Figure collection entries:
* Start *
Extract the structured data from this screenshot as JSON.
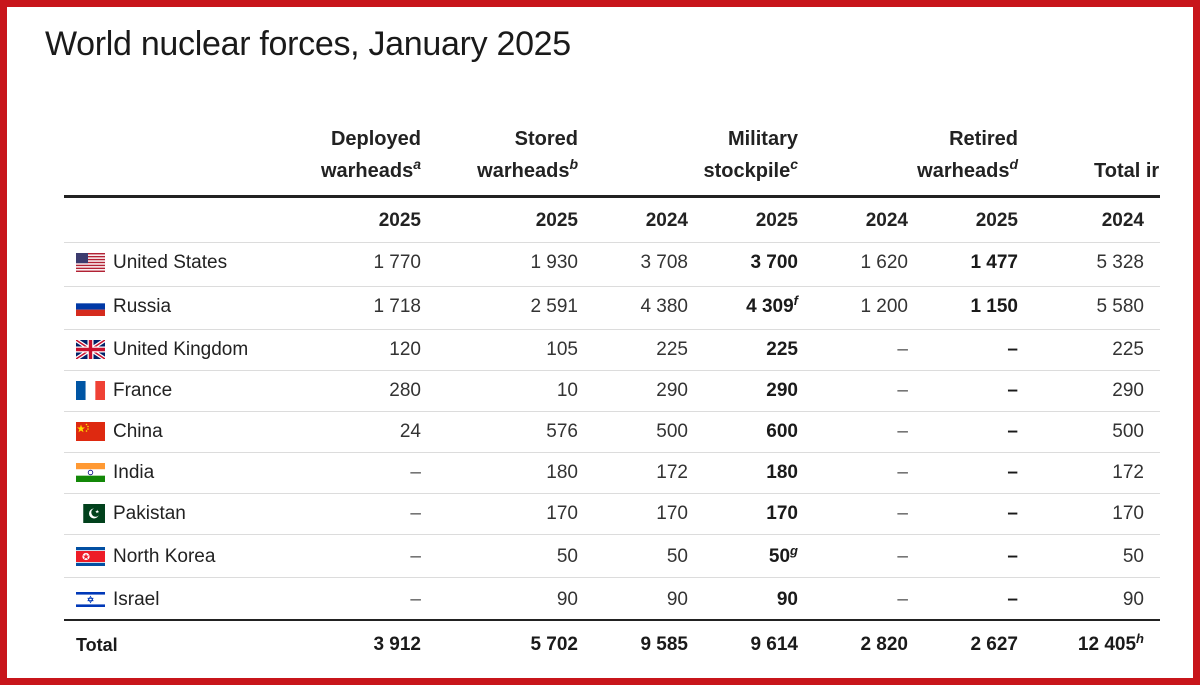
{
  "title": "World nuclear forces, January 2025",
  "groups": [
    {
      "line1": "Deployed",
      "line2": "warheads",
      "note": "a"
    },
    {
      "line1": "Stored",
      "line2": "warheads",
      "note": "b"
    },
    {
      "line1": "Military",
      "line2": "stockpile",
      "note": "c"
    },
    {
      "line1": "Retired",
      "line2": "warheads",
      "note": "d"
    },
    {
      "line1": "",
      "line2": "Total ir",
      "note": ""
    }
  ],
  "years": [
    "2025",
    "2025",
    "2024",
    "2025",
    "2024",
    "2025",
    "2024"
  ],
  "rows": [
    {
      "country": "United States",
      "flag": "us-flag-icon",
      "deployed": "1 770",
      "stored": "1 930",
      "mil2024": "3 708",
      "mil2025": "3 700",
      "mil2025_note": "",
      "ret2024": "1 620",
      "ret2025": "1 477",
      "total2024": "5 328"
    },
    {
      "country": "Russia",
      "flag": "russia-flag-icon",
      "deployed": "1 718",
      "stored": "2 591",
      "mil2024": "4 380",
      "mil2025": "4 309",
      "mil2025_note": "f",
      "ret2024": "1 200",
      "ret2025": "1 150",
      "total2024": "5 580"
    },
    {
      "country": "United Kingdom",
      "flag": "uk-flag-icon",
      "deployed": "120",
      "stored": "105",
      "mil2024": "225",
      "mil2025": "225",
      "mil2025_note": "",
      "ret2024": "–",
      "ret2025": "–",
      "total2024": "225"
    },
    {
      "country": "France",
      "flag": "france-flag-icon",
      "deployed": "280",
      "stored": "10",
      "mil2024": "290",
      "mil2025": "290",
      "mil2025_note": "",
      "ret2024": "–",
      "ret2025": "–",
      "total2024": "290"
    },
    {
      "country": "China",
      "flag": "china-flag-icon",
      "deployed": "24",
      "stored": "576",
      "mil2024": "500",
      "mil2025": "600",
      "mil2025_note": "",
      "ret2024": "–",
      "ret2025": "–",
      "total2024": "500"
    },
    {
      "country": "India",
      "flag": "india-flag-icon",
      "deployed": "–",
      "stored": "180",
      "mil2024": "172",
      "mil2025": "180",
      "mil2025_note": "",
      "ret2024": "–",
      "ret2025": "–",
      "total2024": "172"
    },
    {
      "country": "Pakistan",
      "flag": "pakistan-flag-icon",
      "deployed": "–",
      "stored": "170",
      "mil2024": "170",
      "mil2025": "170",
      "mil2025_note": "",
      "ret2024": "–",
      "ret2025": "–",
      "total2024": "170"
    },
    {
      "country": "North Korea",
      "flag": "north-korea-flag-icon",
      "deployed": "–",
      "stored": "50",
      "mil2024": "50",
      "mil2025": "50",
      "mil2025_note": "g",
      "ret2024": "–",
      "ret2025": "–",
      "total2024": "50"
    },
    {
      "country": "Israel",
      "flag": "israel-flag-icon",
      "deployed": "–",
      "stored": "90",
      "mil2024": "90",
      "mil2025": "90",
      "mil2025_note": "",
      "ret2024": "–",
      "ret2025": "–",
      "total2024": "90"
    }
  ],
  "total": {
    "label": "Total",
    "deployed": "3 912",
    "stored": "5 702",
    "mil2024": "9 585",
    "mil2025": "9 614",
    "ret2024": "2 820",
    "ret2025": "2 627",
    "total2024": "12 405",
    "total2024_note": "h"
  },
  "colors": {
    "frame": "#c8151b",
    "text": "#222222",
    "rule": "#222222",
    "row_divider": "#dcdcdc"
  }
}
* End *
_Work to complete_. Check the data for the word "country" and pull out the lines that have it.

_Exercise output_.
      "country": "United States",
      "country": "Russia",
      "country": "United Kingdom",
      "country": "France",
      "country": "China",
      "country": "India",
      "country": "Pakistan",
      "country": "North Korea",
      "country": "Israel",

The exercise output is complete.